■ AIM OF THE EXERCISE ■
Copy each line of the entries that contains the word "Mortality".

■ STORED ROWS ■
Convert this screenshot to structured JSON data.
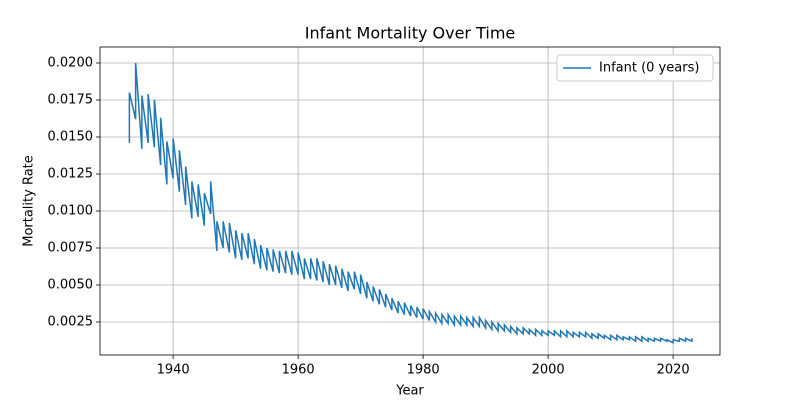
{
  "chart_data": {
    "type": "line",
    "title": "Infant Mortality Over Time",
    "xlabel": "Year",
    "ylabel": "Mortality Rate",
    "x": [
      1933,
      1933,
      1934,
      1934,
      1935,
      1935,
      1936,
      1936,
      1937,
      1937,
      1938,
      1938,
      1939,
      1939,
      1940,
      1940,
      1941,
      1941,
      1942,
      1942,
      1943,
      1943,
      1944,
      1944,
      1945,
      1945,
      1946,
      1946,
      1947,
      1947,
      1948,
      1948,
      1949,
      1949,
      1950,
      1950,
      1951,
      1951,
      1952,
      1952,
      1953,
      1953,
      1954,
      1954,
      1955,
      1955,
      1956,
      1956,
      1957,
      1957,
      1958,
      1958,
      1959,
      1959,
      1960,
      1960,
      1961,
      1961,
      1962,
      1962,
      1963,
      1963,
      1964,
      1964,
      1965,
      1965,
      1966,
      1966,
      1967,
      1967,
      1968,
      1968,
      1969,
      1969,
      1970,
      1970,
      1971,
      1971,
      1972,
      1972,
      1973,
      1973,
      1974,
      1974,
      1975,
      1975,
      1976,
      1976,
      1977,
      1977,
      1978,
      1978,
      1979,
      1979,
      1980,
      1980,
      1981,
      1981,
      1982,
      1982,
      1983,
      1983,
      1984,
      1984,
      1985,
      1985,
      1986,
      1986,
      1987,
      1987,
      1988,
      1988,
      1989,
      1989,
      1990,
      1990,
      1991,
      1991,
      1992,
      1992,
      1993,
      1993,
      1994,
      1994,
      1995,
      1995,
      1996,
      1996,
      1997,
      1997,
      1998,
      1998,
      1999,
      1999,
      2000,
      2000,
      2001,
      2001,
      2002,
      2002,
      2003,
      2003,
      2004,
      2004,
      2005,
      2005,
      2006,
      2006,
      2007,
      2007,
      2008,
      2008,
      2009,
      2009,
      2010,
      2010,
      2011,
      2011,
      2012,
      2012,
      2013,
      2013,
      2014,
      2014,
      2015,
      2015,
      2016,
      2016,
      2017,
      2017,
      2018,
      2018,
      2019,
      2019,
      2020,
      2020,
      2021,
      2021,
      2022,
      2022,
      2023,
      2023
    ],
    "series": [
      {
        "name": "Infant (0 years)",
        "color": "#1f77b4",
        "values": [
          0.0146,
          0.018,
          0.0162,
          0.02,
          0.0142,
          0.0178,
          0.0146,
          0.0179,
          0.0143,
          0.0175,
          0.0131,
          0.0163,
          0.0118,
          0.0147,
          0.0122,
          0.0149,
          0.0113,
          0.0141,
          0.0104,
          0.013,
          0.0095,
          0.012,
          0.0096,
          0.0118,
          0.009,
          0.0112,
          0.0098,
          0.012,
          0.0073,
          0.0093,
          0.0075,
          0.0093,
          0.0072,
          0.0092,
          0.0068,
          0.0087,
          0.0067,
          0.0085,
          0.0068,
          0.0085,
          0.0064,
          0.0081,
          0.0061,
          0.0077,
          0.006,
          0.0075,
          0.0059,
          0.0074,
          0.0058,
          0.0073,
          0.0058,
          0.0073,
          0.0057,
          0.0073,
          0.0057,
          0.0072,
          0.0054,
          0.0068,
          0.0054,
          0.0068,
          0.0053,
          0.0068,
          0.0052,
          0.0066,
          0.005,
          0.0064,
          0.005,
          0.0063,
          0.0048,
          0.0061,
          0.0046,
          0.0059,
          0.0047,
          0.0059,
          0.0044,
          0.0057,
          0.0041,
          0.0052,
          0.0039,
          0.0049,
          0.0037,
          0.0047,
          0.0035,
          0.0044,
          0.0033,
          0.0041,
          0.0031,
          0.0039,
          0.003,
          0.0038,
          0.0029,
          0.0036,
          0.0028,
          0.0035,
          0.0027,
          0.0034,
          0.0026,
          0.0032,
          0.0025,
          0.0031,
          0.0024,
          0.003,
          0.0024,
          0.003,
          0.0023,
          0.0029,
          0.0023,
          0.0029,
          0.0023,
          0.0028,
          0.0022,
          0.0028,
          0.0022,
          0.0028,
          0.0021,
          0.0026,
          0.002,
          0.0025,
          0.0019,
          0.0024,
          0.0019,
          0.0023,
          0.0018,
          0.0022,
          0.0017,
          0.0021,
          0.0017,
          0.0021,
          0.0017,
          0.002,
          0.0016,
          0.002,
          0.0016,
          0.0019,
          0.0016,
          0.0019,
          0.0016,
          0.0019,
          0.0015,
          0.0019,
          0.0015,
          0.0019,
          0.0015,
          0.0018,
          0.0015,
          0.0018,
          0.0015,
          0.0018,
          0.0014,
          0.0017,
          0.0014,
          0.0017,
          0.0014,
          0.0016,
          0.0013,
          0.0016,
          0.0013,
          0.0016,
          0.0013,
          0.0015,
          0.0013,
          0.0015,
          0.0012,
          0.0015,
          0.0012,
          0.0015,
          0.0012,
          0.0014,
          0.0012,
          0.0014,
          0.0012,
          0.0014,
          0.0012,
          0.0013,
          0.0011,
          0.0013,
          0.0012,
          0.0014,
          0.0012,
          0.0014,
          0.0012,
          0.0014
        ]
      }
    ],
    "xlim": [
      1928.3,
      2027.5
    ],
    "ylim": [
      0.00027,
      0.02108
    ],
    "xticks": [
      1940,
      1960,
      1980,
      2000,
      2020
    ],
    "yticks": [
      0.0025,
      {
        "value": 0.005,
        "label": "0.0050"
      },
      0.0075,
      {
        "value": 0.01,
        "label": "0.0100"
      },
      0.0125,
      {
        "value": 0.015,
        "label": "0.0150"
      },
      0.0175,
      {
        "value": 0.02,
        "label": "0.0200"
      }
    ],
    "grid": true,
    "legend": "upper right"
  }
}
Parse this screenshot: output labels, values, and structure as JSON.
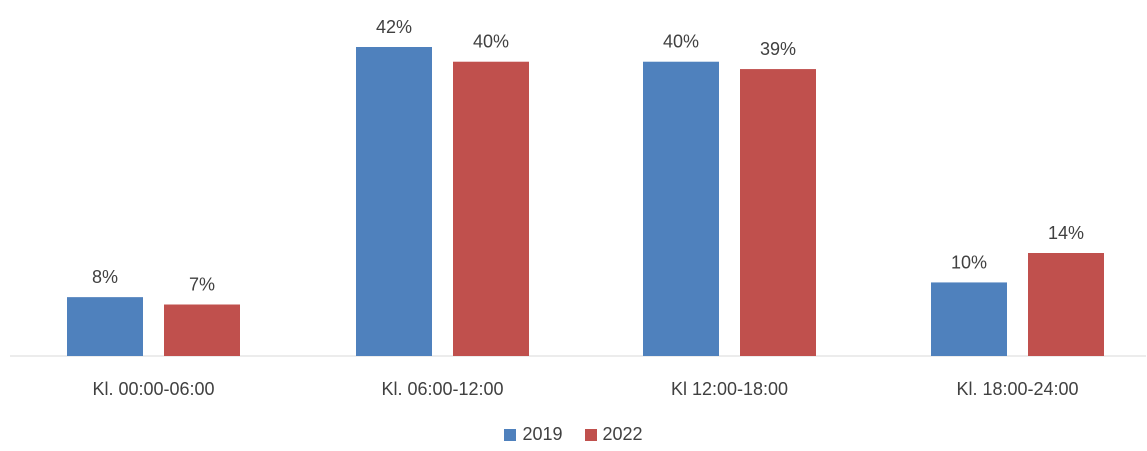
{
  "chart_data": {
    "type": "bar",
    "categories": [
      "Kl. 00:00-06:00",
      "Kl. 06:00-12:00",
      "Kl 12:00-18:00",
      "Kl. 18:00-24:00"
    ],
    "series": [
      {
        "name": "2019",
        "values": [
          8,
          42,
          40,
          10
        ],
        "labels": [
          "8%",
          "42%",
          "40%",
          "10%"
        ],
        "color": "#4F81BD"
      },
      {
        "name": "2022",
        "values": [
          7,
          40,
          39,
          14
        ],
        "labels": [
          "7%",
          "40%",
          "39%",
          "14%"
        ],
        "color": "#C0504D"
      }
    ],
    "ylim": [
      0,
      42
    ],
    "grid": false,
    "legend_position": "bottom"
  }
}
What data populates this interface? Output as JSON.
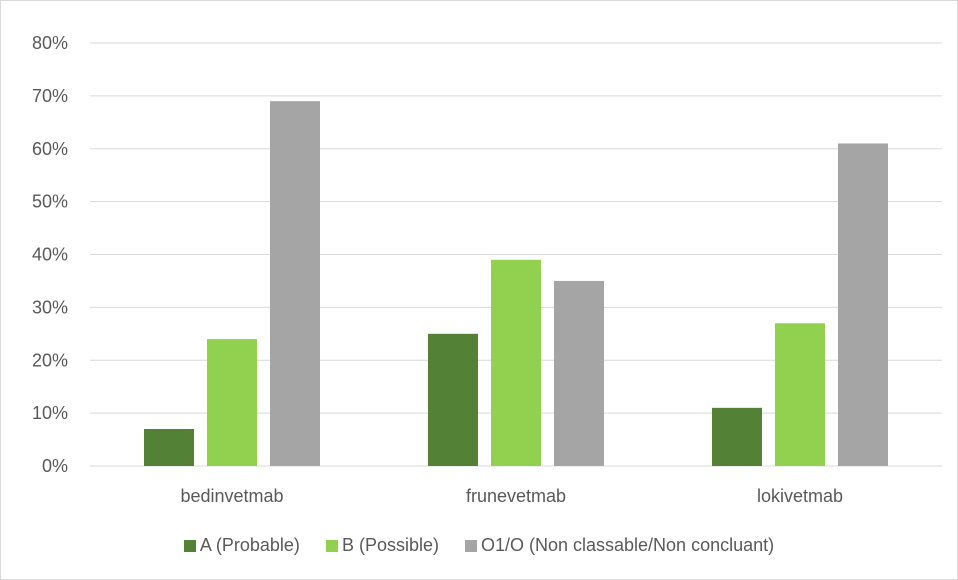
{
  "chart_data": {
    "type": "bar",
    "categories": [
      "bedinvetmab",
      "frunevetmab",
      "lokivetmab"
    ],
    "series": [
      {
        "name": "A (Probable)",
        "values": [
          7,
          25,
          11
        ],
        "color": "#538135"
      },
      {
        "name": "B (Possible)",
        "values": [
          24,
          39,
          27
        ],
        "color": "#92d050"
      },
      {
        "name": "O1/O (Non classable/Non concluant)",
        "values": [
          69,
          35,
          61
        ],
        "color": "#a5a5a5"
      }
    ],
    "ylim": [
      0,
      80
    ],
    "yticks": [
      0,
      10,
      20,
      30,
      40,
      50,
      60,
      70,
      80
    ],
    "ytick_labels": [
      "0%",
      "10%",
      "20%",
      "30%",
      "40%",
      "50%",
      "60%",
      "70%",
      "80%"
    ],
    "grid": true,
    "legend_position": "bottom",
    "title": "",
    "xlabel": "",
    "ylabel": ""
  }
}
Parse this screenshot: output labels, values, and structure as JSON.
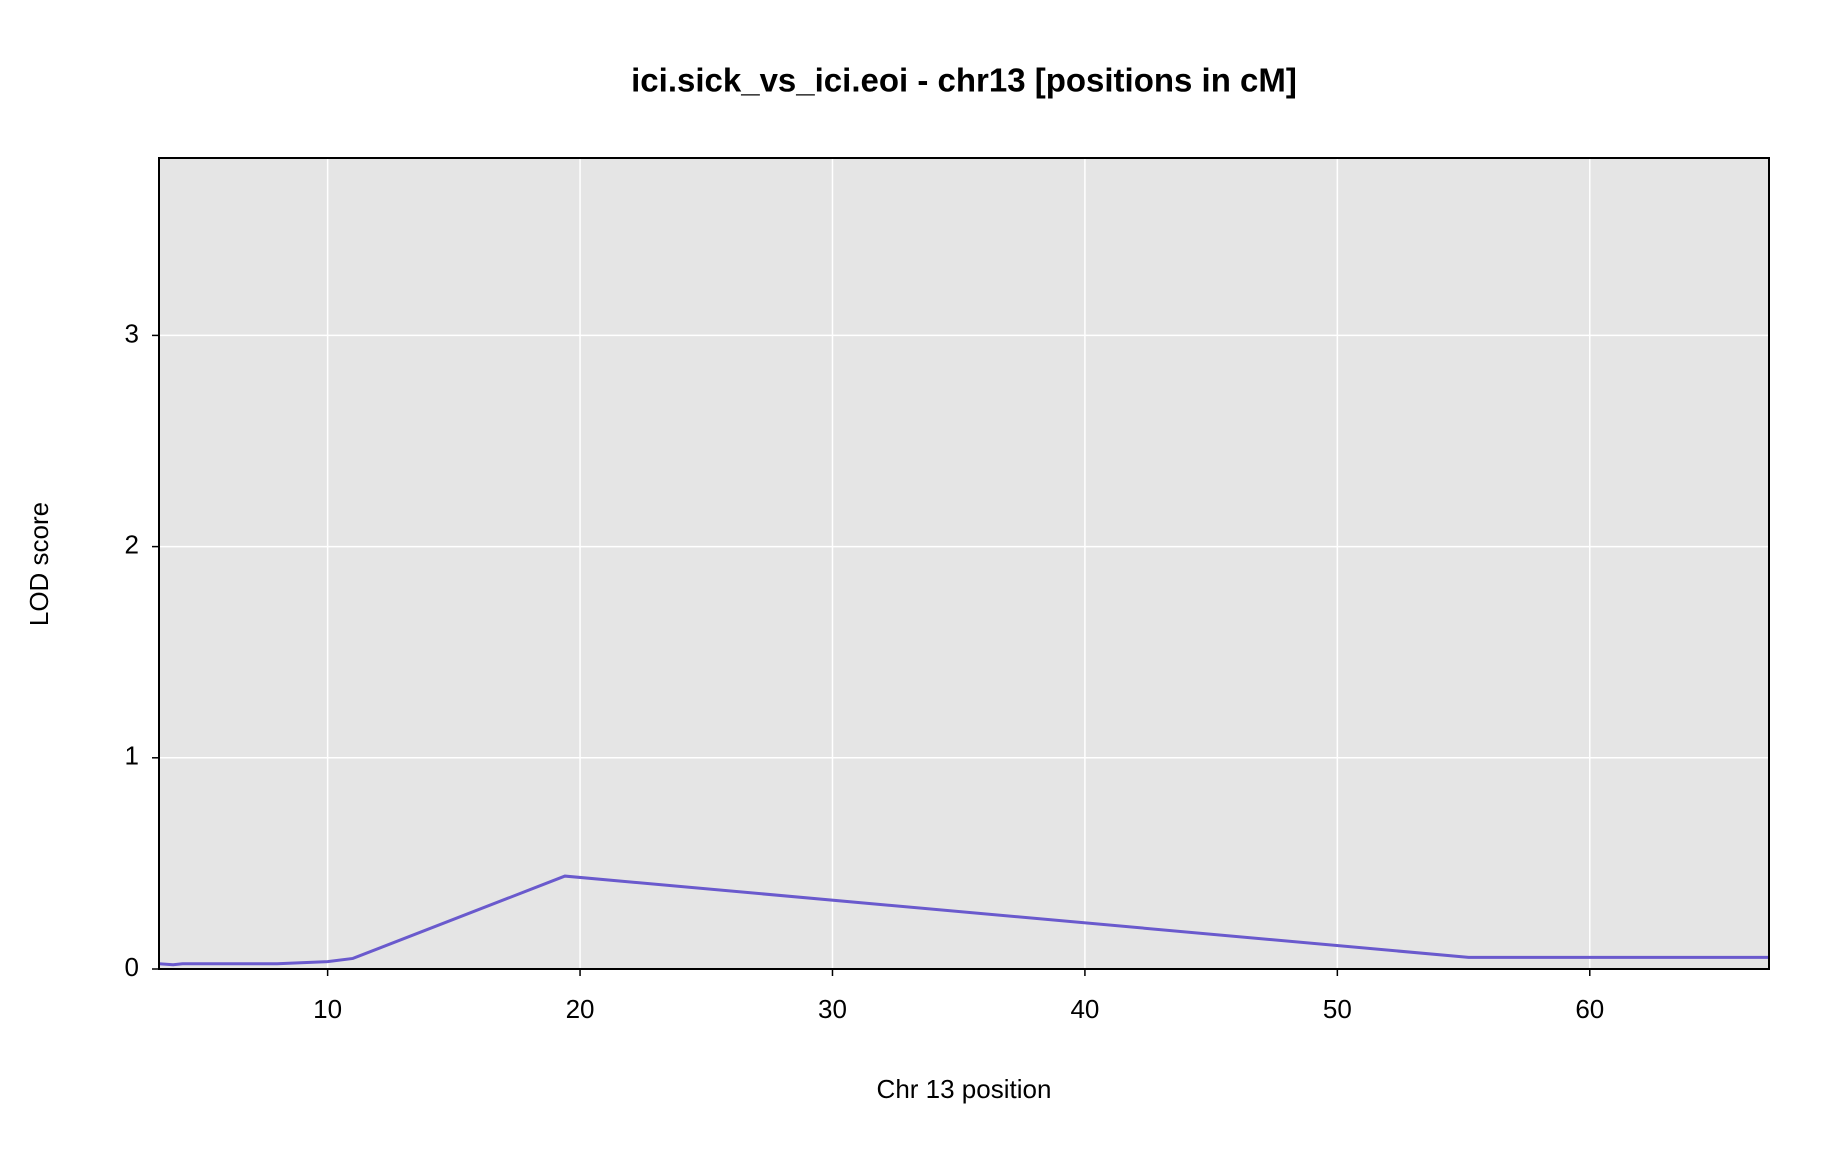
{
  "chart_data": {
    "type": "line",
    "title": "ici.sick_vs_ici.eoi - chr13 [positions in cM]",
    "xlabel": "Chr 13 position",
    "ylabel": "LOD score",
    "x": [
      3.32,
      3.88,
      4.25,
      8.0,
      10.0,
      11.0,
      19.4,
      55.2,
      67.1
    ],
    "series": [
      {
        "color": "#6a5acd",
        "values": [
          0.025,
          0.02,
          0.025,
          0.025,
          0.035,
          0.05,
          0.44,
          0.055,
          0.055
        ]
      }
    ],
    "xlim": [
      3.32,
      67.1
    ],
    "xticks": [
      10,
      20,
      30,
      40,
      50,
      60
    ],
    "ylim": [
      0,
      3.84
    ],
    "yticks": [
      0,
      1,
      2,
      3
    ],
    "grid": true
  }
}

■ ANSWER TO THIS PROBLEM ■
    "title": "Infant Mortality Over Time",
    "ylabel": "Mortality Rate",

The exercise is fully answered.